• [Aim of the task] Print all of the lines exactly. Any picture among them stays out.

Data entries:
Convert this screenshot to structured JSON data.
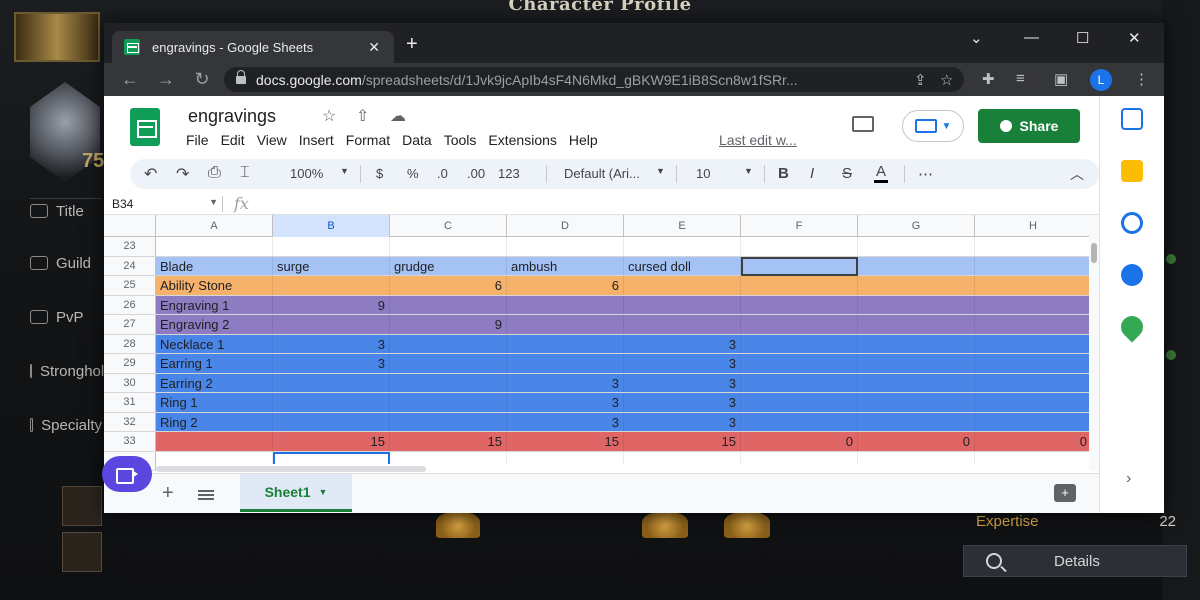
{
  "game": {
    "title": "Character Profile",
    "close": "✕",
    "rank_number": "75",
    "side_items": [
      "Title",
      "Guild",
      "PvP",
      "Stronghold",
      "Specialty"
    ],
    "expertise_label": "Expertise",
    "expertise_value": "22",
    "details_label": "Details"
  },
  "browser": {
    "tab_title": "engravings - Google Sheets",
    "tab_close": "✕",
    "new_tab": "+",
    "url_domain": "docs.google.com",
    "url_path": "/spreadsheets/d/1Jvk9jcApIb4sF4N6Mkd_gBKW9E1iB8Scn8w1fSRr...",
    "profile_initial": "L",
    "window_controls": [
      "⌄",
      "—",
      "☐",
      "✕"
    ]
  },
  "sheets": {
    "doc_title": "engravings",
    "menu": [
      "File",
      "Edit",
      "View",
      "Insert",
      "Format",
      "Data",
      "Tools",
      "Extensions",
      "Help"
    ],
    "last_edit": "Last edit w...",
    "share_label": "Share",
    "user_initial": "L",
    "toolbar": {
      "zoom": "100%",
      "currency": "$",
      "percent": "%",
      "dec_decrease": ".0",
      "dec_increase": ".00",
      "number_format": "123",
      "font": "Default (Ari...",
      "font_size": "10",
      "bold": "B",
      "italic": "I",
      "strike": "S",
      "text_color": "A",
      "more": "⋯"
    },
    "name_box": "B34",
    "fx": "fx",
    "columns": [
      "A",
      "B",
      "C",
      "D",
      "E",
      "F",
      "G",
      "H"
    ],
    "rows": [
      {
        "n": "23",
        "cells": [
          "",
          "",
          "",
          "",
          "",
          "",
          "",
          ""
        ],
        "color": "#ffffff"
      },
      {
        "n": "24",
        "cells": [
          "Blade",
          "surge",
          "grudge",
          "ambush",
          "cursed doll",
          "",
          "",
          ""
        ],
        "color": "#a4c2f4"
      },
      {
        "n": "25",
        "cells": [
          "Ability Stone",
          "",
          "6",
          "6",
          "",
          "",
          "",
          ""
        ],
        "color": "#f6b26b"
      },
      {
        "n": "26",
        "cells": [
          "Engraving 1",
          "9",
          "",
          "",
          "",
          "",
          "",
          ""
        ],
        "color": "#8e7cc3"
      },
      {
        "n": "27",
        "cells": [
          "Engraving 2",
          "",
          "9",
          "",
          "",
          "",
          "",
          ""
        ],
        "color": "#8e7cc3"
      },
      {
        "n": "28",
        "cells": [
          "Necklace 1",
          "3",
          "",
          "",
          "3",
          "",
          "",
          ""
        ],
        "color": "#4a86e8"
      },
      {
        "n": "29",
        "cells": [
          "Earring 1",
          "3",
          "",
          "",
          "3",
          "",
          "",
          ""
        ],
        "color": "#4a86e8"
      },
      {
        "n": "30",
        "cells": [
          "Earring 2",
          "",
          "",
          "3",
          "3",
          "",
          "",
          ""
        ],
        "color": "#4a86e8"
      },
      {
        "n": "31",
        "cells": [
          "Ring 1",
          "",
          "",
          "3",
          "3",
          "",
          "",
          ""
        ],
        "color": "#4a86e8"
      },
      {
        "n": "32",
        "cells": [
          "Ring 2",
          "",
          "",
          "3",
          "3",
          "",
          "",
          ""
        ],
        "color": "#4a86e8"
      },
      {
        "n": "33",
        "cells": [
          "",
          "15",
          "15",
          "15",
          "15",
          "0",
          "0",
          "0"
        ],
        "color": "#e06666"
      },
      {
        "n": "34",
        "cells": [
          "",
          "",
          "",
          "",
          "",
          "",
          "",
          ""
        ],
        "color": "#ffffff"
      }
    ],
    "sheet_tab": "Sheet1"
  }
}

• [Response to this exercise]
Convert this screenshot to structured JSON data.
{
  "game": {
    "title": "Character Profile",
    "close": "✕",
    "rank_number": "75",
    "side_items": [
      "Title",
      "Guild",
      "PvP",
      "Stronghold",
      "Specialty"
    ],
    "expertise_label": "Expertise",
    "expertise_value": "22",
    "details_label": "Details"
  },
  "browser": {
    "tab_title": "engravings - Google Sheets",
    "tab_close": "✕",
    "new_tab": "+",
    "url_domain": "docs.google.com",
    "url_path": "/spreadsheets/d/1Jvk9jcApIb4sF4N6Mkd_gBKW9E1iB8Scn8w1fSRr...",
    "profile_initial": "L",
    "window_controls": [
      "⌄",
      "—",
      "☐",
      "✕"
    ]
  },
  "sheets": {
    "doc_title": "engravings",
    "menu": [
      "File",
      "Edit",
      "View",
      "Insert",
      "Format",
      "Data",
      "Tools",
      "Extensions",
      "Help"
    ],
    "last_edit": "Last edit w...",
    "share_label": "Share",
    "user_initial": "L",
    "toolbar": {
      "zoom": "100%",
      "currency": "$",
      "percent": "%",
      "dec_decrease": ".0",
      "dec_increase": ".00",
      "number_format": "123",
      "font": "Default (Ari...",
      "font_size": "10",
      "bold": "B",
      "italic": "I",
      "strike": "S",
      "text_color": "A",
      "more": "⋯"
    },
    "name_box": "B34",
    "fx": "fx",
    "columns": [
      "A",
      "B",
      "C",
      "D",
      "E",
      "F",
      "G",
      "H"
    ],
    "rows": [
      {
        "n": "23",
        "cells": [
          "",
          "",
          "",
          "",
          "",
          "",
          "",
          ""
        ],
        "color": "#ffffff"
      },
      {
        "n": "24",
        "cells": [
          "Blade",
          "surge",
          "grudge",
          "ambush",
          "cursed doll",
          "",
          "",
          ""
        ],
        "color": "#a4c2f4"
      },
      {
        "n": "25",
        "cells": [
          "Ability Stone",
          "",
          "6",
          "6",
          "",
          "",
          "",
          ""
        ],
        "color": "#f6b26b"
      },
      {
        "n": "26",
        "cells": [
          "Engraving 1",
          "9",
          "",
          "",
          "",
          "",
          "",
          ""
        ],
        "color": "#8e7cc3"
      },
      {
        "n": "27",
        "cells": [
          "Engraving 2",
          "",
          "9",
          "",
          "",
          "",
          "",
          ""
        ],
        "color": "#8e7cc3"
      },
      {
        "n": "28",
        "cells": [
          "Necklace 1",
          "3",
          "",
          "",
          "3",
          "",
          "",
          ""
        ],
        "color": "#4a86e8"
      },
      {
        "n": "29",
        "cells": [
          "Earring 1",
          "3",
          "",
          "",
          "3",
          "",
          "",
          ""
        ],
        "color": "#4a86e8"
      },
      {
        "n": "30",
        "cells": [
          "Earring 2",
          "",
          "",
          "3",
          "3",
          "",
          "",
          ""
        ],
        "color": "#4a86e8"
      },
      {
        "n": "31",
        "cells": [
          "Ring 1",
          "",
          "",
          "3",
          "3",
          "",
          "",
          ""
        ],
        "color": "#4a86e8"
      },
      {
        "n": "32",
        "cells": [
          "Ring 2",
          "",
          "",
          "3",
          "3",
          "",
          "",
          ""
        ],
        "color": "#4a86e8"
      },
      {
        "n": "33",
        "cells": [
          "",
          "15",
          "15",
          "15",
          "15",
          "0",
          "0",
          "0"
        ],
        "color": "#e06666"
      },
      {
        "n": "34",
        "cells": [
          "",
          "",
          "",
          "",
          "",
          "",
          "",
          ""
        ],
        "color": "#ffffff"
      }
    ],
    "sheet_tab": "Sheet1"
  }
}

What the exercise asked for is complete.